┌──

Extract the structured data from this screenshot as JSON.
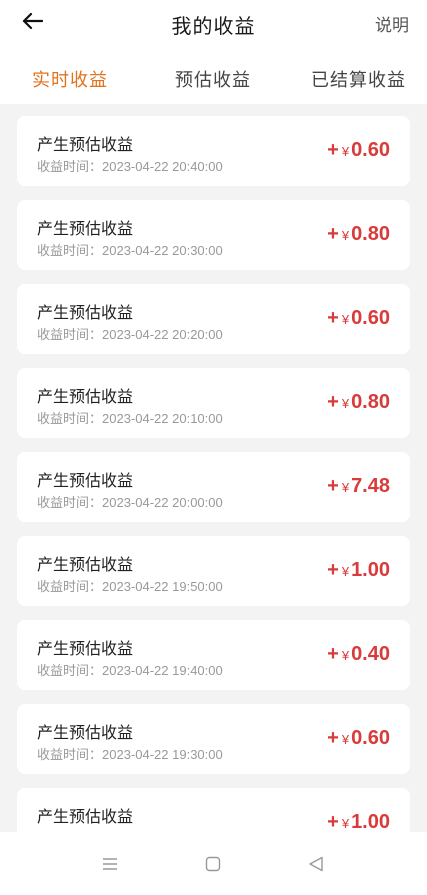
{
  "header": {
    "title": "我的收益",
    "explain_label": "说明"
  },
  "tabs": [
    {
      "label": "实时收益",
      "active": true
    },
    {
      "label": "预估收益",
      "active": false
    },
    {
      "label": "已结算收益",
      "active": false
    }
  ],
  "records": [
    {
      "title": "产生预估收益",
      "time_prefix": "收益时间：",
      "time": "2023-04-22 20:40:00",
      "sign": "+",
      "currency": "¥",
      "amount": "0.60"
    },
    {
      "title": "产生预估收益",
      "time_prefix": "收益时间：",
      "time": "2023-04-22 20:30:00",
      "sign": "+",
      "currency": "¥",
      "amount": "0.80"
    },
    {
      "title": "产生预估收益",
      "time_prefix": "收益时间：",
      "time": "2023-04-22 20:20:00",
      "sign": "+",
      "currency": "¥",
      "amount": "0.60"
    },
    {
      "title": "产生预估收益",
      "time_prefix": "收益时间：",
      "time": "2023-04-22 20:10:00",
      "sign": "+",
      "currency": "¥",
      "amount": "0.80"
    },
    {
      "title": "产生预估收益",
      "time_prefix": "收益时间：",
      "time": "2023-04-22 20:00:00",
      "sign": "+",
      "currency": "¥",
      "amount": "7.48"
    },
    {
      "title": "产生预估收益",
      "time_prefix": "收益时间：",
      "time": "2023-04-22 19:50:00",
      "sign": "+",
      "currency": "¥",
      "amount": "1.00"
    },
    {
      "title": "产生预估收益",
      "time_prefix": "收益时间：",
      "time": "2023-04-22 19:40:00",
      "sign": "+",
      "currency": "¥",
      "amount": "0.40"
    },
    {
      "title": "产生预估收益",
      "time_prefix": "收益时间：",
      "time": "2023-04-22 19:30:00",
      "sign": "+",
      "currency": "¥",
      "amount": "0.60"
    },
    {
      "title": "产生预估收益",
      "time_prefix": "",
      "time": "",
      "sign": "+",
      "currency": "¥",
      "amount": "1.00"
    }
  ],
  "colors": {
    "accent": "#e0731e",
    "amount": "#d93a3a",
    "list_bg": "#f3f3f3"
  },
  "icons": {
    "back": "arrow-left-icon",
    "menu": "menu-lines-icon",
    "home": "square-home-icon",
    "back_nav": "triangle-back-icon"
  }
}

└──
┌──

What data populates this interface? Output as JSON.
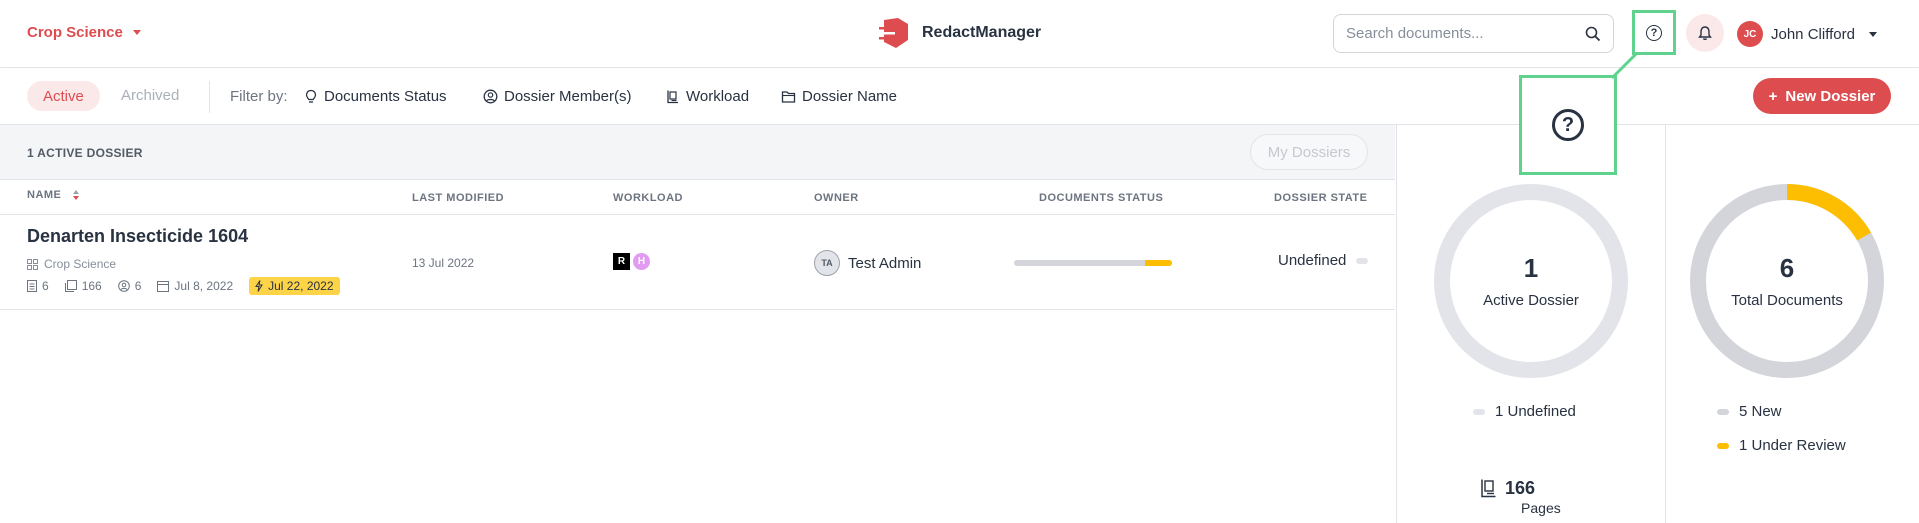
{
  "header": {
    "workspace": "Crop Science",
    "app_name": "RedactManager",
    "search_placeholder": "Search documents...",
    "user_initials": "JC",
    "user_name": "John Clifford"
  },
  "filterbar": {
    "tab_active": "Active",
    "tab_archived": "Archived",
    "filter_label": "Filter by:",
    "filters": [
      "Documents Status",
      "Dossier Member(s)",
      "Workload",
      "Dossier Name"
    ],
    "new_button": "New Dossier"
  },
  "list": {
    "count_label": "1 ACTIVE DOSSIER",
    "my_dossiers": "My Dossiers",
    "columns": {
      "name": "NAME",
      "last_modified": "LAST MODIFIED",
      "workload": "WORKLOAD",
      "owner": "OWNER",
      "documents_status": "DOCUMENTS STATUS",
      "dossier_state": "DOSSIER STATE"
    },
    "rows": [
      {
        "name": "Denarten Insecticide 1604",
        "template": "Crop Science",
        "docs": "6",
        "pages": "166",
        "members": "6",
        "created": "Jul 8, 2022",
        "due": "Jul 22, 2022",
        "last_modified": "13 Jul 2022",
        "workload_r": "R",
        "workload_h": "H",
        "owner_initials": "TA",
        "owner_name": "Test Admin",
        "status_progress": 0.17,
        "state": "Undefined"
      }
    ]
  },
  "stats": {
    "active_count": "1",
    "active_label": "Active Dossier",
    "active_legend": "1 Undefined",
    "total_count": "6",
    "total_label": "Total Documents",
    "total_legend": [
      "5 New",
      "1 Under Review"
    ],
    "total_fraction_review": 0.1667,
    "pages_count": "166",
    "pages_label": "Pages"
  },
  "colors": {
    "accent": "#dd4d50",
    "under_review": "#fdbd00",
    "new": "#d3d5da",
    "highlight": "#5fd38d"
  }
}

└──

AIM:
Copy every line of the listing that includes the string "data".

SOLUTION TO THIS TASK:
Extract the structured data from this screenshot as JSON.
What data populates this interface? Output as JSON.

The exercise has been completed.